start Records to use

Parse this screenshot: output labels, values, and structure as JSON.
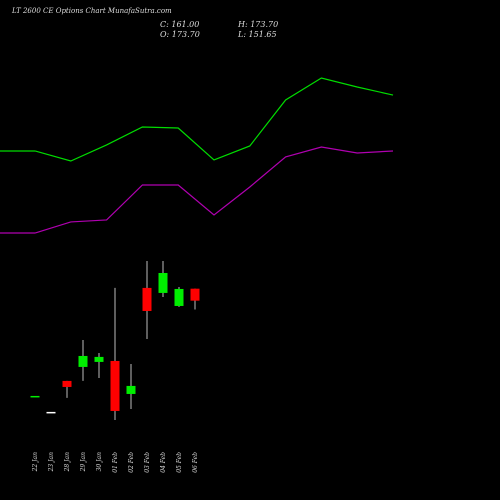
{
  "chart_data": {
    "type": "candlestick",
    "title": "LT 2600 CE Options Chart MunafaSutra.com",
    "info": {
      "close": "C: 161.00",
      "open": "O: 173.70",
      "high": "H: 173.70",
      "low": "L: 151.65"
    },
    "categories": [
      "22 Jan",
      "23 Jan",
      "28 Jan",
      "29 Jan",
      "30 Jan",
      "01 Feb",
      "02 Feb",
      "03 Feb",
      "04 Feb",
      "05 Feb",
      "06 Feb"
    ],
    "open": [
      60.2,
      43.3,
      76.1,
      90.9,
      96.2,
      97.2,
      62.3,
      174.5,
      169.2,
      155.4,
      173.7
    ],
    "high": [
      60.2,
      43.3,
      76.1,
      119.4,
      105.7,
      174.5,
      94.0,
      203.0,
      203.0,
      175.5,
      173.7
    ],
    "low": [
      60.2,
      43.3,
      58.1,
      76.1,
      79.2,
      34.8,
      46.4,
      120.5,
      164.9,
      154.4,
      151.65
    ],
    "close": [
      60.2,
      43.3,
      69.7,
      102.5,
      101.5,
      44.3,
      70.8,
      150.1,
      190.3,
      173.4,
      161.0
    ],
    "up_color": "#00ee00",
    "down_color": "#ff0000",
    "flat_colors": [
      "#00ee00",
      "#ffffff"
    ],
    "lines": [
      {
        "color": "#00dd00",
        "values": [
          319.4,
          308.8,
          325.8,
          344.8,
          343.7,
          309.9,
          324.7,
          373.4,
          396.6,
          387.1,
          378.6
        ]
      },
      {
        "color": "#b000b0",
        "values": [
          232.6,
          244.3,
          246.4,
          283.4,
          283.4,
          251.7,
          281.3,
          313.1,
          323.6,
          317.3,
          319.4
        ]
      }
    ],
    "ylim": [
      3,
      458
    ]
  }
}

end Records to use

* **What is required**:
Leave out the pictures and reproduce the rest of the listing exactly.

* **Solution for this task**:
Parse this screenshot: output labels, values, and structure as JSON.
{
  "chart_data": {
    "type": "candlestick",
    "title": "LT 2600 CE Options Chart MunafaSutra.com",
    "info": {
      "close": "C: 161.00",
      "open": "O: 173.70",
      "high": "H: 173.70",
      "low": "L: 151.65"
    },
    "categories": [
      "22 Jan",
      "23 Jan",
      "28 Jan",
      "29 Jan",
      "30 Jan",
      "01 Feb",
      "02 Feb",
      "03 Feb",
      "04 Feb",
      "05 Feb",
      "06 Feb"
    ],
    "open": [
      60.2,
      43.3,
      76.1,
      90.9,
      96.2,
      97.2,
      62.3,
      174.5,
      169.2,
      155.4,
      173.7
    ],
    "high": [
      60.2,
      43.3,
      76.1,
      119.4,
      105.7,
      174.5,
      94.0,
      203.0,
      203.0,
      175.5,
      173.7
    ],
    "low": [
      60.2,
      43.3,
      58.1,
      76.1,
      79.2,
      34.8,
      46.4,
      120.5,
      164.9,
      154.4,
      151.65
    ],
    "close": [
      60.2,
      43.3,
      69.7,
      102.5,
      101.5,
      44.3,
      70.8,
      150.1,
      190.3,
      173.4,
      161.0
    ],
    "up_color": "#00ee00",
    "down_color": "#ff0000",
    "flat_colors": [
      "#00ee00",
      "#ffffff"
    ],
    "lines": [
      {
        "color": "#00dd00",
        "values": [
          319.4,
          308.8,
          325.8,
          344.8,
          343.7,
          309.9,
          324.7,
          373.4,
          396.6,
          387.1,
          378.6
        ]
      },
      {
        "color": "#b000b0",
        "values": [
          232.6,
          244.3,
          246.4,
          283.4,
          283.4,
          251.7,
          281.3,
          313.1,
          323.6,
          317.3,
          319.4
        ]
      }
    ],
    "ylim": [
      3,
      458
    ]
  }
}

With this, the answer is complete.